• YOUR OBJECTIVE: Look for "from" in the listing below. Gather each line that contains it.

Entries with figure data
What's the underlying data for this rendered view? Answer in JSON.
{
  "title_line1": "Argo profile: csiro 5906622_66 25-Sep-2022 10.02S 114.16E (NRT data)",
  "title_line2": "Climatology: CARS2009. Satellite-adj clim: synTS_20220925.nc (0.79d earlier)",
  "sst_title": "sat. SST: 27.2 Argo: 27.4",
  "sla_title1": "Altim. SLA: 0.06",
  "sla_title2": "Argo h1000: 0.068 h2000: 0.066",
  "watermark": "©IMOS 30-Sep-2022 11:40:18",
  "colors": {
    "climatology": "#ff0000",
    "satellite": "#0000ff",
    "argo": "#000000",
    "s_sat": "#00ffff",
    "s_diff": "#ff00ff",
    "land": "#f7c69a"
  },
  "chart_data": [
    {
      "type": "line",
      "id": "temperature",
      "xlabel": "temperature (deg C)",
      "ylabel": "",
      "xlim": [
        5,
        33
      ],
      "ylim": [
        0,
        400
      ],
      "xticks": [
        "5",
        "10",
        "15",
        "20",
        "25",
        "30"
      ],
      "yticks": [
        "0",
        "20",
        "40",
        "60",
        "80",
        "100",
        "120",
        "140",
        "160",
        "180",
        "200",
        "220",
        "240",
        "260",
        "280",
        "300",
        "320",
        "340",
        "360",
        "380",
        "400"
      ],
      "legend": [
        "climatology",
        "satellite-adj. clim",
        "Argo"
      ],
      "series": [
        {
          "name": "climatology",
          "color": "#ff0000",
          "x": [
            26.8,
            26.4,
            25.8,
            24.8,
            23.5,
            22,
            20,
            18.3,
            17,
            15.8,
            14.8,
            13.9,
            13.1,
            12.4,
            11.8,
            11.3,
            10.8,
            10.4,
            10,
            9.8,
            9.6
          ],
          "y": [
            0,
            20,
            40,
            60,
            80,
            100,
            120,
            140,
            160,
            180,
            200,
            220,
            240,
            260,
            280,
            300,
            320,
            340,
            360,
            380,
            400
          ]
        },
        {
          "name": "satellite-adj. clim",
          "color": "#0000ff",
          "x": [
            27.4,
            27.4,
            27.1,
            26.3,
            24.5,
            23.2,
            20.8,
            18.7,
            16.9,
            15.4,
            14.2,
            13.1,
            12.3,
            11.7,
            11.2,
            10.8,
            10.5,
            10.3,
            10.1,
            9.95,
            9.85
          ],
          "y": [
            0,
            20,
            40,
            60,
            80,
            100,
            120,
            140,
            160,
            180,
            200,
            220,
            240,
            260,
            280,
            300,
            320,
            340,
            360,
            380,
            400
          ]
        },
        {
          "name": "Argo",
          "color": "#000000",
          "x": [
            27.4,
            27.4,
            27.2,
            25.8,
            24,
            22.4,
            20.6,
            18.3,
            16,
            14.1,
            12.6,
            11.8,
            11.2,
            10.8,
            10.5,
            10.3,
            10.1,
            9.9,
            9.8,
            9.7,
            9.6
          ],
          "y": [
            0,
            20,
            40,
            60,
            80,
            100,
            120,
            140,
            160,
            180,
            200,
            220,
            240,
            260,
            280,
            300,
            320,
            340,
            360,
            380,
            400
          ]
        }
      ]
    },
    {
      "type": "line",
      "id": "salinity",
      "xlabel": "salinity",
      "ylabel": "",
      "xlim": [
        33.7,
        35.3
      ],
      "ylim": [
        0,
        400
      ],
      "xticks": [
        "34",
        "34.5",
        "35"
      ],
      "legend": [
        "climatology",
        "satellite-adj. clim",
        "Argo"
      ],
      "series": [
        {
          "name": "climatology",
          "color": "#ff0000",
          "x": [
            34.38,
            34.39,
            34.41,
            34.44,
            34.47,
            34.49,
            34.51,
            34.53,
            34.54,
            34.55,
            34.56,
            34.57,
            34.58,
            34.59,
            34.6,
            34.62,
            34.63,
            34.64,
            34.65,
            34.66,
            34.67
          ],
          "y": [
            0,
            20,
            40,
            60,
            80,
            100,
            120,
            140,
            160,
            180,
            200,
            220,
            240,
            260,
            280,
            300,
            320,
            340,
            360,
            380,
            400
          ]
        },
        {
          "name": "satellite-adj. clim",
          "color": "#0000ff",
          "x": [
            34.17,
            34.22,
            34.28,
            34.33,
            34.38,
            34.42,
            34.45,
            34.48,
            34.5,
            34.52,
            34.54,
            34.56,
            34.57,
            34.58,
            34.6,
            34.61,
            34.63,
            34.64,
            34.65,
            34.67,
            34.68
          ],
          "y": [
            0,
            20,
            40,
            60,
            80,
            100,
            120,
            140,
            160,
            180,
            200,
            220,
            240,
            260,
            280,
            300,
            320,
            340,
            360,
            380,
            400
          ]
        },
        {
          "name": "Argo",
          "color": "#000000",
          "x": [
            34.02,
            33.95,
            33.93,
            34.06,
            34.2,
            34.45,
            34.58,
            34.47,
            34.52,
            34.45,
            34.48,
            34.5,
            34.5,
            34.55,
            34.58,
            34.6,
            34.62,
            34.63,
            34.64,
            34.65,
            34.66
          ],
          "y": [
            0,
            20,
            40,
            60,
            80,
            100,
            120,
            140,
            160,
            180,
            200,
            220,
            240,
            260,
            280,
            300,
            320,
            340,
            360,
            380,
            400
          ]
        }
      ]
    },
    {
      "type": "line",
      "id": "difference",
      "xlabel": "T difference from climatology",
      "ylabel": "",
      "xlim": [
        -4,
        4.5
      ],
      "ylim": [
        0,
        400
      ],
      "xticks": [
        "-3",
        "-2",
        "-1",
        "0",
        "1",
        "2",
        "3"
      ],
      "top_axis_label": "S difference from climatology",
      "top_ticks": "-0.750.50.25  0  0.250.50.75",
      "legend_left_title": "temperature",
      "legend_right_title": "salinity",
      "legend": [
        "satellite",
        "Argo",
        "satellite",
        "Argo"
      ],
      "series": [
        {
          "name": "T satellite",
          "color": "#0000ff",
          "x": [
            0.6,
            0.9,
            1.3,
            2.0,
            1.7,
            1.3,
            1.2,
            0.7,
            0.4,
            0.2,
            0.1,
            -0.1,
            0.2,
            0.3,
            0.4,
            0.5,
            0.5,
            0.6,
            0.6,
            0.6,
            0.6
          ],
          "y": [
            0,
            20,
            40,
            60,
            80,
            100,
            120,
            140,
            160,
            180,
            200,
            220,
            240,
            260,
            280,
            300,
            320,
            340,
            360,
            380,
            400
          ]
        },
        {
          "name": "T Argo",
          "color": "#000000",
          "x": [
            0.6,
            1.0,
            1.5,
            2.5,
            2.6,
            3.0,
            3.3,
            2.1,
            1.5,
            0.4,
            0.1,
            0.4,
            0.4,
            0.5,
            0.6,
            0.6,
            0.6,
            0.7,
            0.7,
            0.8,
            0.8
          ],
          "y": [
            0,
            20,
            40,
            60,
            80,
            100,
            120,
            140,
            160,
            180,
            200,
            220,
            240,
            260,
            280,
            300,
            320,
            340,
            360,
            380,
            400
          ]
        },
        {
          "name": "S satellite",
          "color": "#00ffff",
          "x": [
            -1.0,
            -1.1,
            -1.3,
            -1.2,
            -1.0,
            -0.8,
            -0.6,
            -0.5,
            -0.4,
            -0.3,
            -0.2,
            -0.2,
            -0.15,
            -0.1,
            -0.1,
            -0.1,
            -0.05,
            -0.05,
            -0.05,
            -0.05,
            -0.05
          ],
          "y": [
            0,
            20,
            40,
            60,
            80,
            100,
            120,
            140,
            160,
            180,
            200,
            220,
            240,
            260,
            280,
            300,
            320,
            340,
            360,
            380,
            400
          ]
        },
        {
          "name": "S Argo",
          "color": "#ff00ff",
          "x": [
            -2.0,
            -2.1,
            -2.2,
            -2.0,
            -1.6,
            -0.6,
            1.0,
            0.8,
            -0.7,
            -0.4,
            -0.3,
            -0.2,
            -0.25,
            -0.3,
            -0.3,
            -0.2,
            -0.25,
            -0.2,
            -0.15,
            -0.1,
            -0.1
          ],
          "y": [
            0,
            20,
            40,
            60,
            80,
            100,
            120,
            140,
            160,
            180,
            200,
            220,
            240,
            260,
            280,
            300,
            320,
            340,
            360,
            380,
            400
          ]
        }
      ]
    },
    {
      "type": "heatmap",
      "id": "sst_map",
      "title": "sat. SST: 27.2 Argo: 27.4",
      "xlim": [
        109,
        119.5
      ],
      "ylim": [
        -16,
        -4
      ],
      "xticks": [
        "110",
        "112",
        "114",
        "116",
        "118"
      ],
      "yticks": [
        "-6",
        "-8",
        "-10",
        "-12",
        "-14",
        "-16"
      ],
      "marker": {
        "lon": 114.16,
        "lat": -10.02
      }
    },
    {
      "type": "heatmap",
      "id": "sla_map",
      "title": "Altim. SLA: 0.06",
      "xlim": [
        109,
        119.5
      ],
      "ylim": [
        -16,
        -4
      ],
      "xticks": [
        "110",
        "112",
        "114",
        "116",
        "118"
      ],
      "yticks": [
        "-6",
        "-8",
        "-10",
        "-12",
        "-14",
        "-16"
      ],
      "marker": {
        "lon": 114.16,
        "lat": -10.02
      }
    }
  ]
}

• FINISHED TASK:
      "xlabel": "T difference from climatology",
      "top_axis_label": "S difference from climatology",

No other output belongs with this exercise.